Return nothing but the lines from the line containing "Output the text content of this document." through the last line of the records, reproduced exactly.

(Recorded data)
[Start]
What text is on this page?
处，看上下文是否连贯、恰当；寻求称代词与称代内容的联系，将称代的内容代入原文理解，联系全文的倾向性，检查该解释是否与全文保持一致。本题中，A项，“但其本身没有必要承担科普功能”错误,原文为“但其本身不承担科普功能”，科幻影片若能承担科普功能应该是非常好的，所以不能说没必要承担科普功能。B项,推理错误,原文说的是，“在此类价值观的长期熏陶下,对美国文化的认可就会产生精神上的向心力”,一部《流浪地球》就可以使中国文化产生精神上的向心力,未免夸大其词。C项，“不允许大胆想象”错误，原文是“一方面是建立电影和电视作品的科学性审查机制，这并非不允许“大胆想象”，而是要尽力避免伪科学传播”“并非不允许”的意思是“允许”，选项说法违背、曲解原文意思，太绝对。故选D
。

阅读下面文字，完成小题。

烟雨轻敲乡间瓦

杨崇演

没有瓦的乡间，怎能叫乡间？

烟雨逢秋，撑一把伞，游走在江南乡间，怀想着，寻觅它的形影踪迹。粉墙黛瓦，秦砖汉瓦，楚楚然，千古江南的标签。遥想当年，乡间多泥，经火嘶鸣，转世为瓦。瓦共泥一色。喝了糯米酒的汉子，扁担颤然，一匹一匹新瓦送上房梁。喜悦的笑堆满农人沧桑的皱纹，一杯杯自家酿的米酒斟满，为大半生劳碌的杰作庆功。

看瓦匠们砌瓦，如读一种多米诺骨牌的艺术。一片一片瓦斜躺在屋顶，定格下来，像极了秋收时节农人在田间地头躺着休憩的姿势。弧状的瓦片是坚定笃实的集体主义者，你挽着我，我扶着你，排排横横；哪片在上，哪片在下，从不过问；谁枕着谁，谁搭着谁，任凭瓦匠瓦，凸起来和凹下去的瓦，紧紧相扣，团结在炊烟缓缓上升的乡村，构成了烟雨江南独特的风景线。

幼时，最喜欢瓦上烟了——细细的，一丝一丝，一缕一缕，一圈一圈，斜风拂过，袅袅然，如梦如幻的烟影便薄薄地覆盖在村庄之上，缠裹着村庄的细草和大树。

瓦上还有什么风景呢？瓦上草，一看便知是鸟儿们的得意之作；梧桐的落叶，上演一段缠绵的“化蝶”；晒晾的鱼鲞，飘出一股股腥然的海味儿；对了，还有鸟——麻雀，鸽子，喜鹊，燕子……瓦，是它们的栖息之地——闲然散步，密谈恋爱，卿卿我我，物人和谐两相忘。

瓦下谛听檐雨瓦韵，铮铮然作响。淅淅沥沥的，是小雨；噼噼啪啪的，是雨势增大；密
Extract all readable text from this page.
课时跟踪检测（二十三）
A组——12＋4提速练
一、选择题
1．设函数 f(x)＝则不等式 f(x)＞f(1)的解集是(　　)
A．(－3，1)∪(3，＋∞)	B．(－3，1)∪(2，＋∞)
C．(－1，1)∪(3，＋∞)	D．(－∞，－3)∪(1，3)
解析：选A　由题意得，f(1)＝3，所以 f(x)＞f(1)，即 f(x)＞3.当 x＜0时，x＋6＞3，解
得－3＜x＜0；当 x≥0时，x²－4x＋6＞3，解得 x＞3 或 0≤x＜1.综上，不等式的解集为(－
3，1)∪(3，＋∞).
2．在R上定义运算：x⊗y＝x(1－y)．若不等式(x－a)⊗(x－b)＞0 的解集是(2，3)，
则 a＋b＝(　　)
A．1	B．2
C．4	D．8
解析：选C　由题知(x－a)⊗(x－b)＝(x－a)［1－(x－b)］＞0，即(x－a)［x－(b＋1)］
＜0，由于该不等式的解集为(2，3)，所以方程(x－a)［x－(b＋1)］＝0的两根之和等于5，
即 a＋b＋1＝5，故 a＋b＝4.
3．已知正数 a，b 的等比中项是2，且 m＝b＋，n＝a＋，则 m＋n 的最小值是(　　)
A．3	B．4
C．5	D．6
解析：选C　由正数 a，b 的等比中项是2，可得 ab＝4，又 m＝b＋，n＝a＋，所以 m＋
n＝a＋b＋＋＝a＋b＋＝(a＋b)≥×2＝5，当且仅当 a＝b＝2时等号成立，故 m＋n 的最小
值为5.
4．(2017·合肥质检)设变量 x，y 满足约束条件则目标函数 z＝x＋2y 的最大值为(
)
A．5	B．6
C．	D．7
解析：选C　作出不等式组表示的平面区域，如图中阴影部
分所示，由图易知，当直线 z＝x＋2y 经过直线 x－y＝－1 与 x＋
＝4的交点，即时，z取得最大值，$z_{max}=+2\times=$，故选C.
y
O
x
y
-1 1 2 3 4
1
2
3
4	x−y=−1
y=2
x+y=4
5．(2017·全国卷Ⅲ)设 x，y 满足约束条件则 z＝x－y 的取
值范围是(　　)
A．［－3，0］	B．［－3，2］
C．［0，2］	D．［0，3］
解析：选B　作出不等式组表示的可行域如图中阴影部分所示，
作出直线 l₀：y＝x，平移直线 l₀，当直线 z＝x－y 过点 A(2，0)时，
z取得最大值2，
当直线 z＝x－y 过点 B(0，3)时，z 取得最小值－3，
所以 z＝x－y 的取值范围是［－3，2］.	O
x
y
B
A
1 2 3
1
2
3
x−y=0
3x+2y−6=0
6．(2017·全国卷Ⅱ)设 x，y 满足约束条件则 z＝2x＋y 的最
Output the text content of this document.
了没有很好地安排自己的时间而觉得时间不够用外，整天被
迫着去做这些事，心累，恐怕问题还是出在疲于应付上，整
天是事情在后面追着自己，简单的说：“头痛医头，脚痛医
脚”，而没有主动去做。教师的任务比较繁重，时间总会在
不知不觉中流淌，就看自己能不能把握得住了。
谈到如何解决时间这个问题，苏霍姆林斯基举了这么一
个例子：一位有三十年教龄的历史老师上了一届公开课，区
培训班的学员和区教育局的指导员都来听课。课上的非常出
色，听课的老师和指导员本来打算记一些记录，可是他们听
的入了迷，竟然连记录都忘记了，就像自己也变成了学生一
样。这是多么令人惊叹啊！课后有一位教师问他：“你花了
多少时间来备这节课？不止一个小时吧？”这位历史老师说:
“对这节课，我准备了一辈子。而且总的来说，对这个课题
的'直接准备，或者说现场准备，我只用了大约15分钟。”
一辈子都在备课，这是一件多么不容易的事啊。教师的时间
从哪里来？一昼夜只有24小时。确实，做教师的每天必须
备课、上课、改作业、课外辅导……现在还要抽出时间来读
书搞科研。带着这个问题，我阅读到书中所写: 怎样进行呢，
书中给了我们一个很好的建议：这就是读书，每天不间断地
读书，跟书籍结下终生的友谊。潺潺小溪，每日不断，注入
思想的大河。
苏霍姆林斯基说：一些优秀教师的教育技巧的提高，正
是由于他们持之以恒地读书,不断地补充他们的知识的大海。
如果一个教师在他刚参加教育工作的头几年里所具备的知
[End]
* _The reply_:
Output the text content of this document.
了没有很好地安排自己的时间而觉得时间不够用外，整天被
迫着去做这些事，心累，恐怕问题还是出在疲于应付上，整
天是事情在后面追着自己，简单的说：“头痛医头，脚痛医
脚”，而没有主动去做。教师的任务比较繁重，时间总会在
不知不觉中流淌，就看自己能不能把握得住了。
谈到如何解决时间这个问题，苏霍姆林斯基举了这么一
个例子：一位有三十年教龄的历史老师上了一届公开课，区
培训班的学员和区教育局的指导员都来听课。课上的非常出
色，听课的老师和指导员本来打算记一些记录，可是他们听
的入了迷，竟然连记录都忘记了，就像自己也变成了学生一
样。这是多么令人惊叹啊！课后有一位教师问他：“你花了
多少时间来备这节课？不止一个小时吧？”这位历史老师说:
“对这节课，我准备了一辈子。而且总的来说，对这个课题
的'直接准备，或者说现场准备，我只用了大约15分钟。”
一辈子都在备课，这是一件多么不容易的事啊。教师的时间
从哪里来？一昼夜只有24小时。确实，做教师的每天必须
备课、上课、改作业、课外辅导……现在还要抽出时间来读
书搞科研。带着这个问题，我阅读到书中所写: 怎样进行呢，
书中给了我们一个很好的建议：这就是读书，每天不间断地
读书，跟书籍结下终生的友谊。潺潺小溪，每日不断，注入
思想的大河。
苏霍姆林斯基说：一些优秀教师的教育技巧的提高，正
是由于他们持之以恒地读书,不断地补充他们的知识的大海。
如果一个教师在他刚参加教育工作的头几年里所具备的知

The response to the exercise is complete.